STATED EXERCISE - Copy out every line that contains the word "content".

DATA SUPPLIED -

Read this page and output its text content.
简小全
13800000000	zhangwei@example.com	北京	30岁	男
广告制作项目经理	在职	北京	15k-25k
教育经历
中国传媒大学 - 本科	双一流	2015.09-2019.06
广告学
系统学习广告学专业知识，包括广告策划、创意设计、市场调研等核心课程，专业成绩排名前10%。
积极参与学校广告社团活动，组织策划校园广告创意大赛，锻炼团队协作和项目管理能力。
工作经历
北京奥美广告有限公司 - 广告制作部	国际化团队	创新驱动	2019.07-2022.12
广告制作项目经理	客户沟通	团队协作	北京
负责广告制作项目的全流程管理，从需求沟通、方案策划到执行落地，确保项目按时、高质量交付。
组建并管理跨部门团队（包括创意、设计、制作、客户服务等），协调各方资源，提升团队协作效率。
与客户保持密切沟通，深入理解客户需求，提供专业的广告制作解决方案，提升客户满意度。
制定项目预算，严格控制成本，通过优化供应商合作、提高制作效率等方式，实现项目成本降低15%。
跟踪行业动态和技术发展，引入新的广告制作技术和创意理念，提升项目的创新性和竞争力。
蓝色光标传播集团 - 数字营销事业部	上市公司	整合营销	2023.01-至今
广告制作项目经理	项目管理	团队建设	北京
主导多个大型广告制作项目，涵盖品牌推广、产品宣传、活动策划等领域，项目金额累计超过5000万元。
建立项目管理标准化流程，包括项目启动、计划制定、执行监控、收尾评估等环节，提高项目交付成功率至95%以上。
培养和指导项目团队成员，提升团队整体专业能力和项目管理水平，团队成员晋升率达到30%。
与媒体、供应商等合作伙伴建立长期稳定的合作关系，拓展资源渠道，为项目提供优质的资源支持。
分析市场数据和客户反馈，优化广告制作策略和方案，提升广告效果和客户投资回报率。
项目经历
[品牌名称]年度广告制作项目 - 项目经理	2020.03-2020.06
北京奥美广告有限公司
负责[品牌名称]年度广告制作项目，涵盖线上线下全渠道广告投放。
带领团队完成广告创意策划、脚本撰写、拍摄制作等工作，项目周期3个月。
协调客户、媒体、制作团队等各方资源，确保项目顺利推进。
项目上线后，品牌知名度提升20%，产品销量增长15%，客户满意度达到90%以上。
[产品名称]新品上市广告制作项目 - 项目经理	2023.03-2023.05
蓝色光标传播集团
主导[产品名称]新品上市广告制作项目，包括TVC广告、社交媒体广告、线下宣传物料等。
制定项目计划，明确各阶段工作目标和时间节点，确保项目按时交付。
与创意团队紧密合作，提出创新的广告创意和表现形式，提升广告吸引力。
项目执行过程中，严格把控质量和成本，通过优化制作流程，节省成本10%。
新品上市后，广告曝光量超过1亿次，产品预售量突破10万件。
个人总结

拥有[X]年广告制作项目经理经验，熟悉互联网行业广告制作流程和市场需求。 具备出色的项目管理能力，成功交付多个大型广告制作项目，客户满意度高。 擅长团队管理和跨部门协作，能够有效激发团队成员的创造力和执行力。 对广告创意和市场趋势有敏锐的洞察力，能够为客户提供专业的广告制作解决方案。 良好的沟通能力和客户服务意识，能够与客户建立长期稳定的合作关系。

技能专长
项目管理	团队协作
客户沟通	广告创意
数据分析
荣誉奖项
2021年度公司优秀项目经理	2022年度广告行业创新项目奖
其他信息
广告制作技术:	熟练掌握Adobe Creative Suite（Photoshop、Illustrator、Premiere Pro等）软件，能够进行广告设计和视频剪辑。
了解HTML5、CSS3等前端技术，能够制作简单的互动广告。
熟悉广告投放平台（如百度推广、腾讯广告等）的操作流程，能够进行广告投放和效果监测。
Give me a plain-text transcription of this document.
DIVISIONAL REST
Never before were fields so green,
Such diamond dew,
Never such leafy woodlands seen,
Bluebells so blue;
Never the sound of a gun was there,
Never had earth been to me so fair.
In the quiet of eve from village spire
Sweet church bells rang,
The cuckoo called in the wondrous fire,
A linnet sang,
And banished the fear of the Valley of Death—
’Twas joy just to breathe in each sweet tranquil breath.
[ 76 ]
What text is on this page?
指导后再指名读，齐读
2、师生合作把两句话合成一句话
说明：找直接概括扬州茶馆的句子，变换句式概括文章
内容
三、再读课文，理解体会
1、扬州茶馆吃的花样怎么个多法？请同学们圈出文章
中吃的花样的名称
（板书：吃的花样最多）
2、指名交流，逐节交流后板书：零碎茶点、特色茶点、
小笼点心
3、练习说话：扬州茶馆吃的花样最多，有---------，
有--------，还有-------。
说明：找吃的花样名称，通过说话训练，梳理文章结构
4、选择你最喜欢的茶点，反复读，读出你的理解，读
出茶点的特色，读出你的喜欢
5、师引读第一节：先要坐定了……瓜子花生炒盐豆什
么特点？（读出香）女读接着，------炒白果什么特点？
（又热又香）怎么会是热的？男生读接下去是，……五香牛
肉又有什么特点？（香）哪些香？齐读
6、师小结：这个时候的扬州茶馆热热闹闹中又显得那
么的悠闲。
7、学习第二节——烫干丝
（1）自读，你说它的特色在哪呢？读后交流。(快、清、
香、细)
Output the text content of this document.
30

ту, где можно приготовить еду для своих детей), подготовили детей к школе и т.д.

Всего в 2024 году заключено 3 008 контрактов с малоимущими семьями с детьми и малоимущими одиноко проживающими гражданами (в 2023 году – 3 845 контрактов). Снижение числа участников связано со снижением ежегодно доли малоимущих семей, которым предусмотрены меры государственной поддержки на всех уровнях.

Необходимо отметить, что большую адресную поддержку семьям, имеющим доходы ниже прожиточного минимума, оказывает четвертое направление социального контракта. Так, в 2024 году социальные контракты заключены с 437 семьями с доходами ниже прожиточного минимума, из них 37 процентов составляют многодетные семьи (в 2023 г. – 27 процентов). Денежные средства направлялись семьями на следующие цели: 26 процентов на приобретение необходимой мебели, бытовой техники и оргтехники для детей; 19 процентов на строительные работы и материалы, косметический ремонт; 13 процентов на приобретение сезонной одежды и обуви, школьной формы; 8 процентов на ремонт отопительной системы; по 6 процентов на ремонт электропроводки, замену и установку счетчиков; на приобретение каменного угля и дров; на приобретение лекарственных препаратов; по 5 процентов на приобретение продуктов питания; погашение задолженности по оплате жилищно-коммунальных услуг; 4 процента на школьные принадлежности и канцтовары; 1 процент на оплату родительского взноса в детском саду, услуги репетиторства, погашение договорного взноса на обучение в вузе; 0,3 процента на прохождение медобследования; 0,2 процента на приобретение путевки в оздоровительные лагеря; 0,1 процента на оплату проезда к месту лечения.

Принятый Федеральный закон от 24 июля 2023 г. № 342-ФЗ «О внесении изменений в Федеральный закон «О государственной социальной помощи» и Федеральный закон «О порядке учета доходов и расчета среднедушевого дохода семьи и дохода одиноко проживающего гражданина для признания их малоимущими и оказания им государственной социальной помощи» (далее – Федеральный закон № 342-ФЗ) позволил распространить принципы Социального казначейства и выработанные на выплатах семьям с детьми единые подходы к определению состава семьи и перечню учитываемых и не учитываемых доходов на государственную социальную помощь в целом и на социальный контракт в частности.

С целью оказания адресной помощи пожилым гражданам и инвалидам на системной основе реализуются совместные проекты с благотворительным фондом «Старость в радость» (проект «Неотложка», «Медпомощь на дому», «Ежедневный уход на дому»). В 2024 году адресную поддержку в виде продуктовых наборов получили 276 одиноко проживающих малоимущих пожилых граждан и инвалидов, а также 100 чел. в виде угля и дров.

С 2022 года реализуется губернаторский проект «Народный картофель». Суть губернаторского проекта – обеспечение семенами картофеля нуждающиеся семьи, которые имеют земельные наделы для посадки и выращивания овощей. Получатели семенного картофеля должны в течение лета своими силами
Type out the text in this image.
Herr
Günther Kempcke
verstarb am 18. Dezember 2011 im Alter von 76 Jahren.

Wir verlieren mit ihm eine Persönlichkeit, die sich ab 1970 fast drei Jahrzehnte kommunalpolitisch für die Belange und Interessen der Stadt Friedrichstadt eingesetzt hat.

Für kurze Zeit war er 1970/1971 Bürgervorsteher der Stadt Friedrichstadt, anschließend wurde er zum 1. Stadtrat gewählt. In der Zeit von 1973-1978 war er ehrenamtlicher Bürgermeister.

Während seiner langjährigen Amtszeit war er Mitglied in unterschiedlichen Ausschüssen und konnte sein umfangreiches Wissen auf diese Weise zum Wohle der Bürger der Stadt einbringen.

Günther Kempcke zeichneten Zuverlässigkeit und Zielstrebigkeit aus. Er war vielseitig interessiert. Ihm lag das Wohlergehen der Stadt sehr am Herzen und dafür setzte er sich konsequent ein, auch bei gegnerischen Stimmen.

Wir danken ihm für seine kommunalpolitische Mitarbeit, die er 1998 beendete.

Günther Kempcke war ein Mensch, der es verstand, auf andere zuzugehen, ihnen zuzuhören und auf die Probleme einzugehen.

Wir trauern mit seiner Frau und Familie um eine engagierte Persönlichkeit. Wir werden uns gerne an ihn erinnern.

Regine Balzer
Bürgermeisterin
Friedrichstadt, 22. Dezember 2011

ANSWER TO THE PROBLEM -
Read this page and output its text content.
Output the text content of this document.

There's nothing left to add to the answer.